(Stored data)

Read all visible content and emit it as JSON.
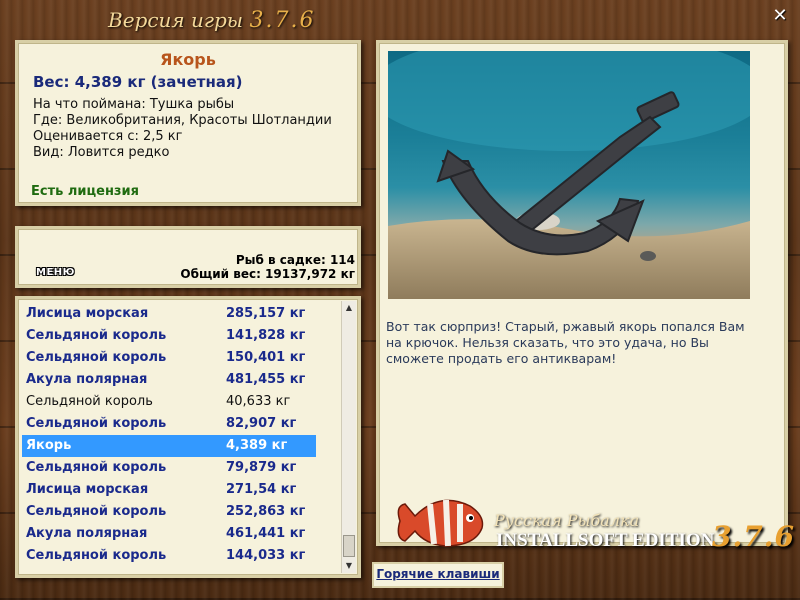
{
  "header": {
    "title": "Версия игры",
    "version": "3.7.6",
    "close_glyph": "✕"
  },
  "info": {
    "fish_name": "Якорь",
    "weight_line": "Вес: 4,389 кг (зачетная)",
    "caught_on": "На что поймана: Тушка рыбы",
    "where": "Где: Великобритания, Красоты Шотландии",
    "valued_from": "Оценивается с: 2,5 кг",
    "kind": "Вид: Ловится редко",
    "license": "Есть лицензия"
  },
  "stats": {
    "menu_label": "МЕНЮ",
    "fish_in_cage": "Рыб в садке: 114",
    "total_weight": "Общий вес: 19137,972 кг"
  },
  "catch_list": [
    {
      "name": "Лисица морская",
      "weight": "285,157 кг",
      "style": "bold"
    },
    {
      "name": "Сельдяной король",
      "weight": "141,828 кг",
      "style": "bold"
    },
    {
      "name": "Сельдяной король",
      "weight": "150,401 кг",
      "style": "bold"
    },
    {
      "name": "Акула полярная",
      "weight": "481,455 кг",
      "style": "bold"
    },
    {
      "name": "Сельдяной король",
      "weight": "40,633 кг",
      "style": "plain"
    },
    {
      "name": "Сельдяной король",
      "weight": "82,907 кг",
      "style": "bold"
    },
    {
      "name": "Якорь",
      "weight": "4,389 кг",
      "style": "selected"
    },
    {
      "name": "Сельдяной король",
      "weight": "79,879 кг",
      "style": "bold"
    },
    {
      "name": "Лисица морская",
      "weight": "271,54 кг",
      "style": "bold"
    },
    {
      "name": "Сельдяной король",
      "weight": "252,863 кг",
      "style": "bold"
    },
    {
      "name": "Акула полярная",
      "weight": "461,441 кг",
      "style": "bold"
    },
    {
      "name": "Сельдяной король",
      "weight": "144,033 кг",
      "style": "bold"
    }
  ],
  "description": "Вот так сюрприз! Старый, ржавый якорь попался Вам на крючок. Нельзя сказать, что это удача, но Вы сможете продать его антикварам!",
  "hotkeys_label": "Горячие клавиши",
  "branding": {
    "line1": "Русская Рыбалка",
    "line2": "INSTALLSOFT EDITION",
    "version": "3.7.6"
  },
  "colors": {
    "selection": "#3399ff",
    "fish_name": "#b8551c",
    "list_text": "#1a2a8c",
    "license": "#1f6b10"
  }
}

# Aim
Without the pictures, repeat the listing above exactly.

# Full answer
Read all visible content and emit it as JSON.
{
  "header": {
    "title": "Версия игры",
    "version": "3.7.6",
    "close_glyph": "✕"
  },
  "info": {
    "fish_name": "Якорь",
    "weight_line": "Вес: 4,389 кг (зачетная)",
    "caught_on": "На что поймана: Тушка рыбы",
    "where": "Где: Великобритания, Красоты Шотландии",
    "valued_from": "Оценивается с: 2,5 кг",
    "kind": "Вид: Ловится редко",
    "license": "Есть лицензия"
  },
  "stats": {
    "menu_label": "МЕНЮ",
    "fish_in_cage": "Рыб в садке: 114",
    "total_weight": "Общий вес: 19137,972 кг"
  },
  "catch_list": [
    {
      "name": "Лисица морская",
      "weight": "285,157 кг",
      "style": "bold"
    },
    {
      "name": "Сельдяной король",
      "weight": "141,828 кг",
      "style": "bold"
    },
    {
      "name": "Сельдяной король",
      "weight": "150,401 кг",
      "style": "bold"
    },
    {
      "name": "Акула полярная",
      "weight": "481,455 кг",
      "style": "bold"
    },
    {
      "name": "Сельдяной король",
      "weight": "40,633 кг",
      "style": "plain"
    },
    {
      "name": "Сельдяной король",
      "weight": "82,907 кг",
      "style": "bold"
    },
    {
      "name": "Якорь",
      "weight": "4,389 кг",
      "style": "selected"
    },
    {
      "name": "Сельдяной король",
      "weight": "79,879 кг",
      "style": "bold"
    },
    {
      "name": "Лисица морская",
      "weight": "271,54 кг",
      "style": "bold"
    },
    {
      "name": "Сельдяной король",
      "weight": "252,863 кг",
      "style": "bold"
    },
    {
      "name": "Акула полярная",
      "weight": "461,441 кг",
      "style": "bold"
    },
    {
      "name": "Сельдяной король",
      "weight": "144,033 кг",
      "style": "bold"
    }
  ],
  "description": "Вот так сюрприз! Старый, ржавый якорь попался Вам на крючок. Нельзя сказать, что это удача, но Вы сможете продать его антикварам!",
  "hotkeys_label": "Горячие клавиши",
  "branding": {
    "line1": "Русская Рыбалка",
    "line2": "INSTALLSOFT EDITION",
    "version": "3.7.6"
  },
  "colors": {
    "selection": "#3399ff",
    "fish_name": "#b8551c",
    "list_text": "#1a2a8c",
    "license": "#1f6b10"
  }
}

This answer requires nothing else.